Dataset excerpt
##########

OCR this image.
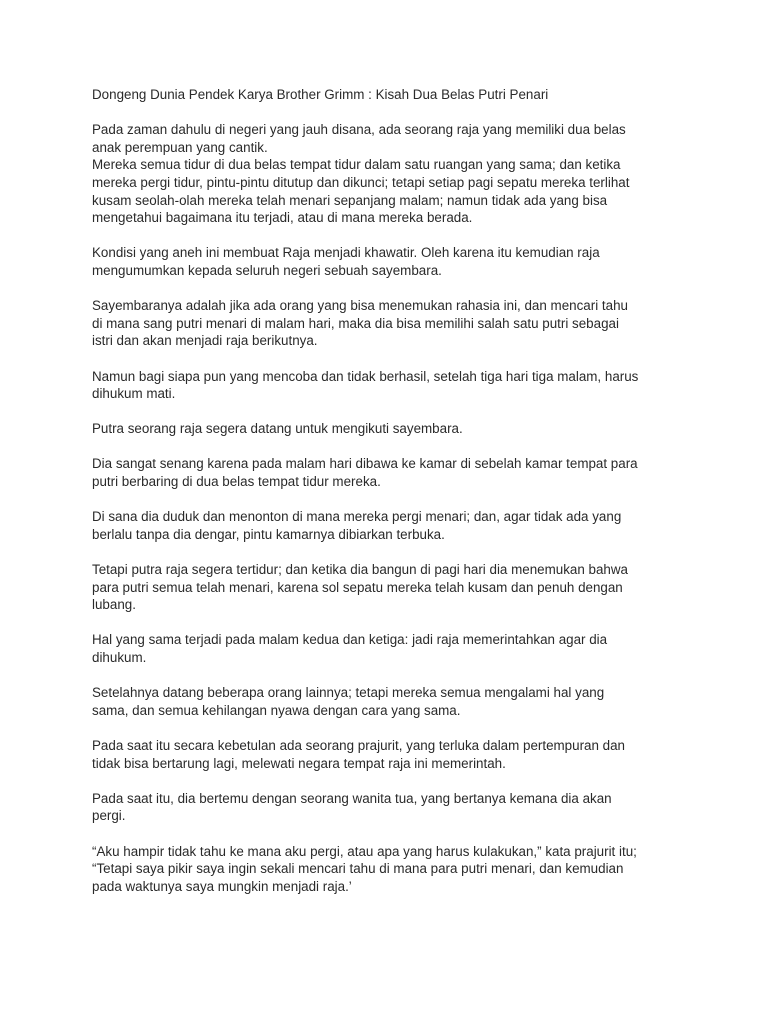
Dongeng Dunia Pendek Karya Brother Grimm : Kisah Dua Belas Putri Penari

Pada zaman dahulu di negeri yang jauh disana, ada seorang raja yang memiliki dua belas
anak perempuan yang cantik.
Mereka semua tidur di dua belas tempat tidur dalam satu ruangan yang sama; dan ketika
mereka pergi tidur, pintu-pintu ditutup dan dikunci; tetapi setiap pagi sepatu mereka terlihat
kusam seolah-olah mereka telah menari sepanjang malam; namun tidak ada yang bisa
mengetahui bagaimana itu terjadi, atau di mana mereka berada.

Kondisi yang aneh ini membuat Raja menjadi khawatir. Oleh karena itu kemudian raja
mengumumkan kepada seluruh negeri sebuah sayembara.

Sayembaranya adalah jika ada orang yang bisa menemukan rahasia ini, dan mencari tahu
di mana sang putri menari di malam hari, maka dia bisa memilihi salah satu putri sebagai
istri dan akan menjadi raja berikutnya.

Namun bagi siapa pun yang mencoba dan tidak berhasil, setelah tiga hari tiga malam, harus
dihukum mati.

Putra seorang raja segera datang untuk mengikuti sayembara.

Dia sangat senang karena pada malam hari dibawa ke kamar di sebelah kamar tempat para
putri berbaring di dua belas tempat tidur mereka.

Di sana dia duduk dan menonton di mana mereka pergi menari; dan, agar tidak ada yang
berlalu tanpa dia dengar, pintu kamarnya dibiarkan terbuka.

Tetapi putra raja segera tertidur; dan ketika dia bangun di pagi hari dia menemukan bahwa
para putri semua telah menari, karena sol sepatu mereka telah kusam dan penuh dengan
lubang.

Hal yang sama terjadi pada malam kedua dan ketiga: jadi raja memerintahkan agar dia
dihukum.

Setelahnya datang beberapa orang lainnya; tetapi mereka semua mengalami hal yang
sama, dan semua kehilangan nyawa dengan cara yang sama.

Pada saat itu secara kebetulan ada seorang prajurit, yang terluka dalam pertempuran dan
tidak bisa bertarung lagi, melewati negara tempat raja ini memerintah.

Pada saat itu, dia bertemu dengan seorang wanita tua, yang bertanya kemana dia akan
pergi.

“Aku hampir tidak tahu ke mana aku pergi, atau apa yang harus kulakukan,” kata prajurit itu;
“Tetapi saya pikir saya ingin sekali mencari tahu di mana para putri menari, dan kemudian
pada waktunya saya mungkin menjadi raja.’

##########

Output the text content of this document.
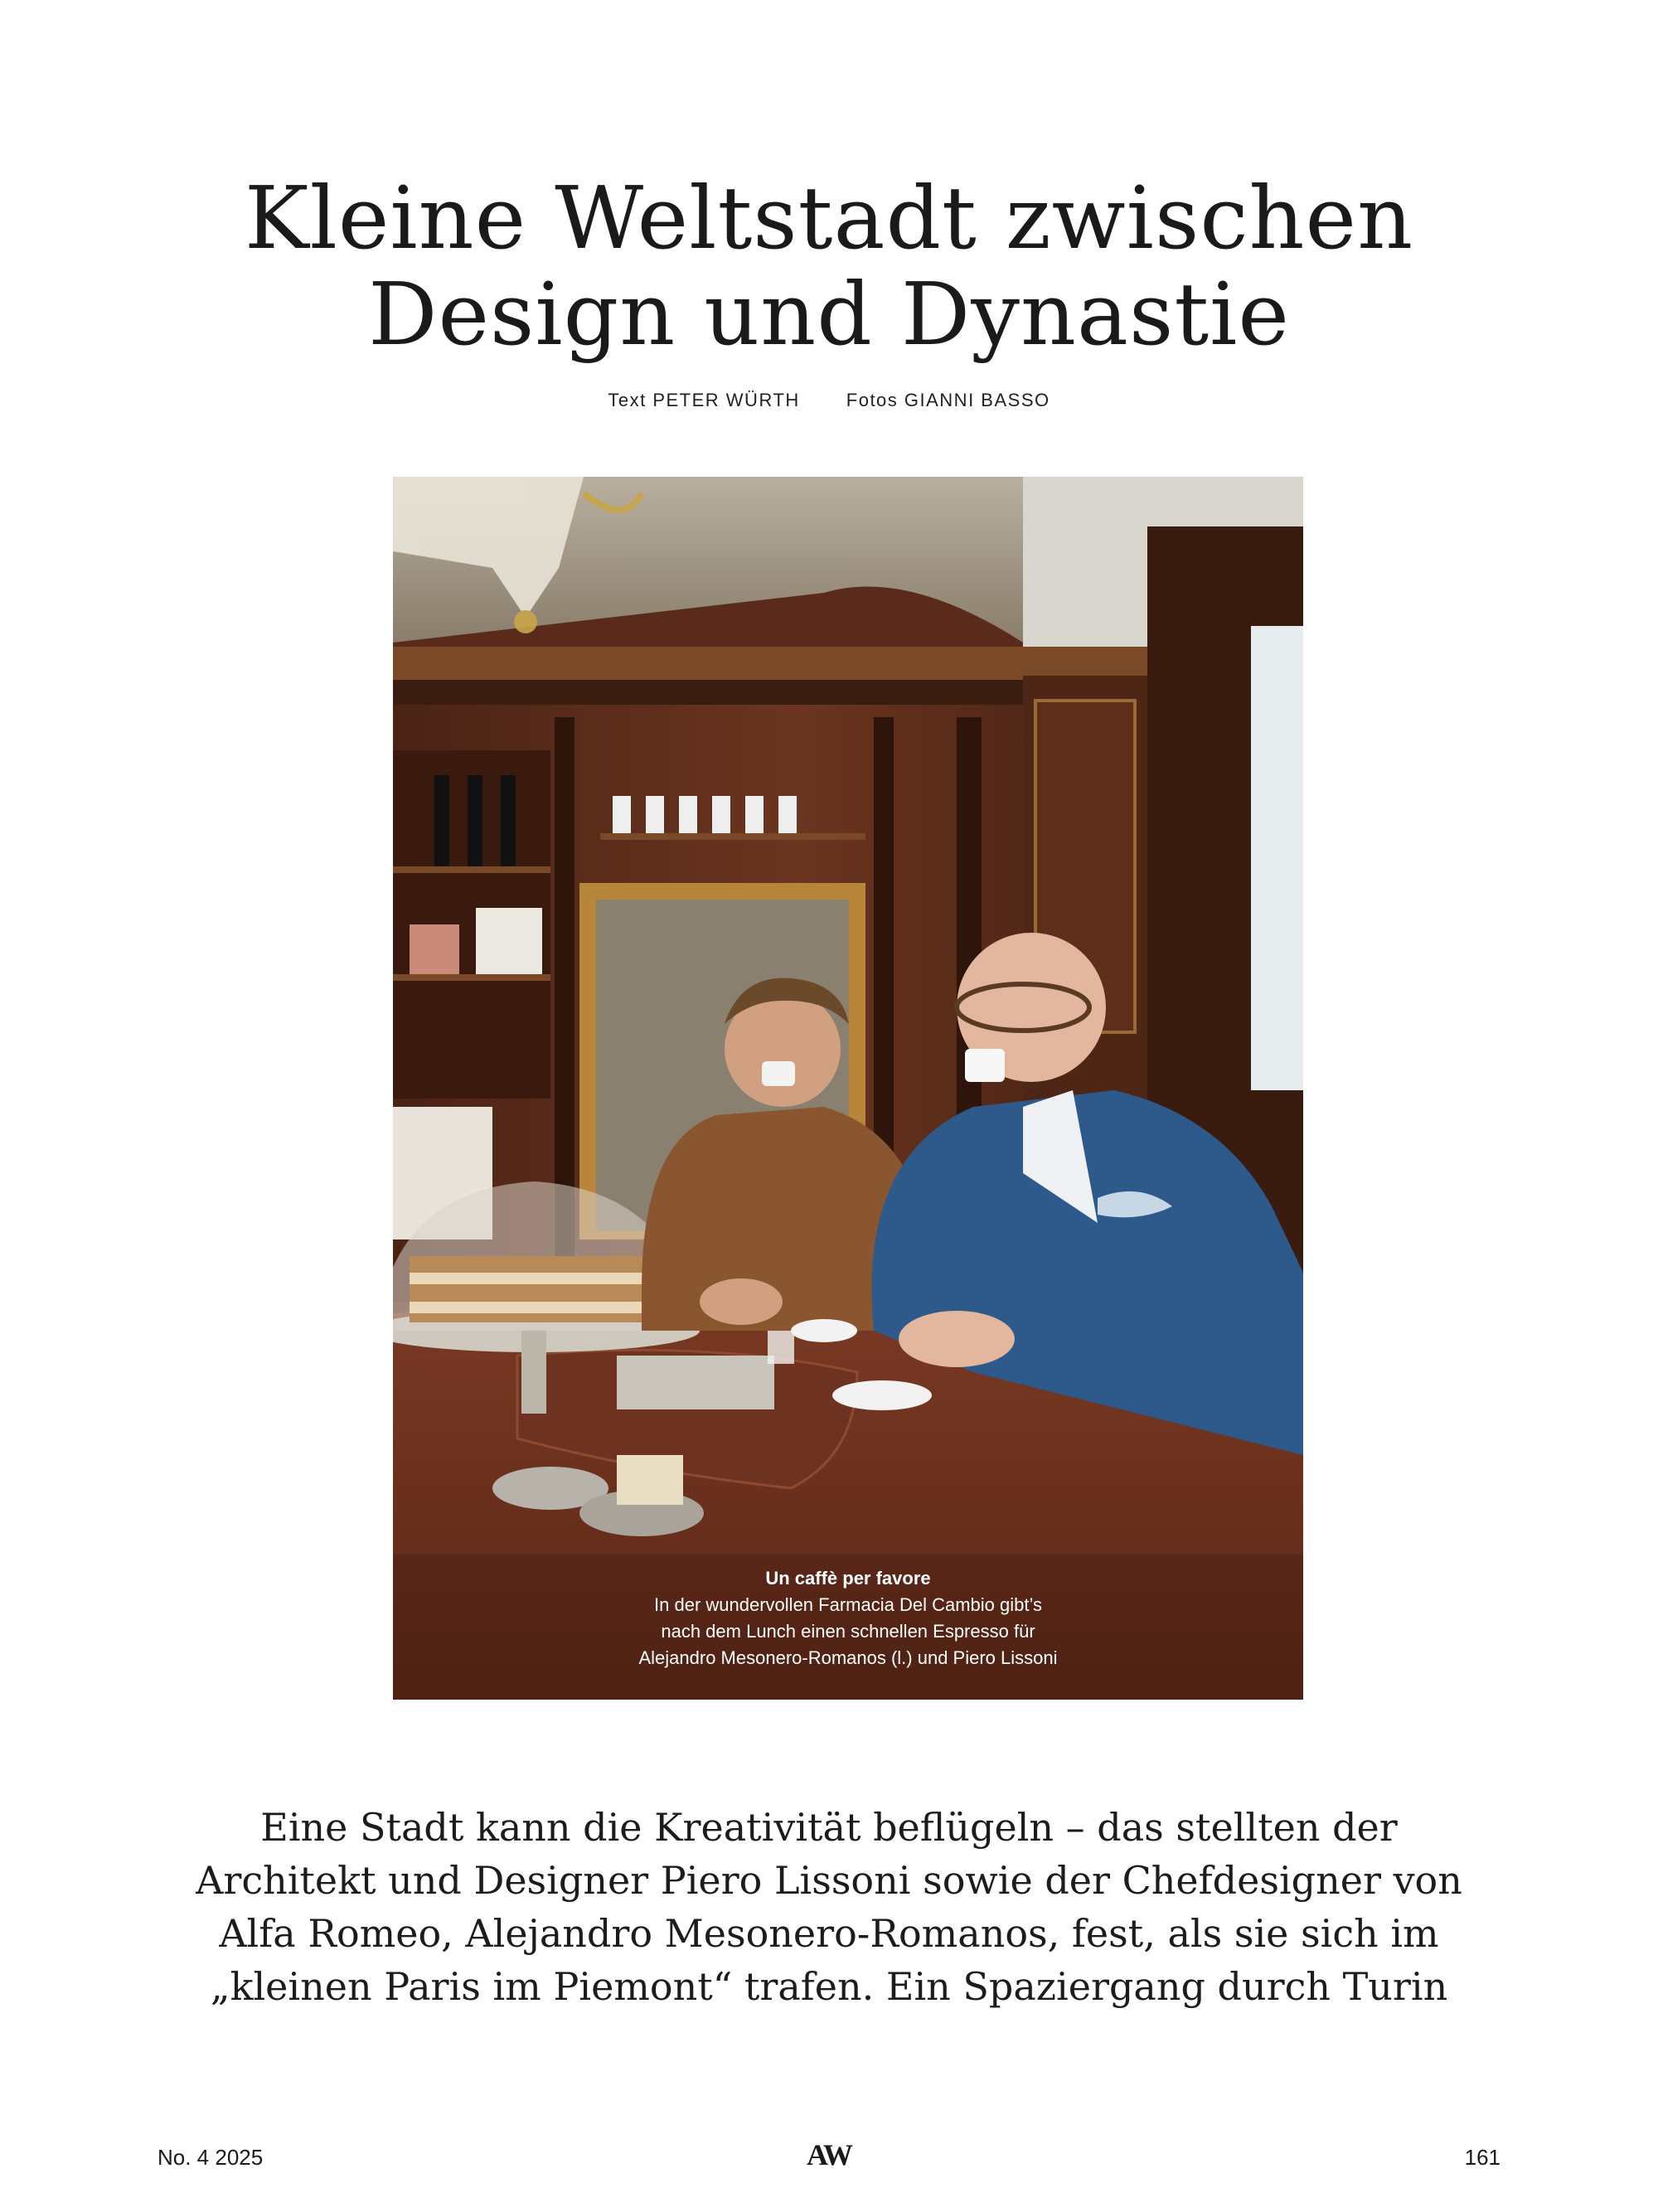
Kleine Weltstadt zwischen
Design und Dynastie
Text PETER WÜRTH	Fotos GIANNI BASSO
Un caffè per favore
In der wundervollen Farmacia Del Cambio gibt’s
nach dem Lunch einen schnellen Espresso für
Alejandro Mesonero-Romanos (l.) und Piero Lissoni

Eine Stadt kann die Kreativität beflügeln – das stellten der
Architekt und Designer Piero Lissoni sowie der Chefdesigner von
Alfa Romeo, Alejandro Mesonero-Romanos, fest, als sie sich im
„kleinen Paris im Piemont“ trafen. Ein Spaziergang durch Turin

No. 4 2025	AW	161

##########

TASK TO COMPLETE:
Search the material above for "dengan". Pull out each line where it shows up.

WRITTEN RESPONSE:
para putri semua telah menari, karena sol sepatu mereka telah kusam dan penuh dengan
sama, dan semua kehilangan nyawa dengan cara yang sama.
Pada saat itu, dia bertemu dengan seorang wanita tua, yang bertanya kemana dia akan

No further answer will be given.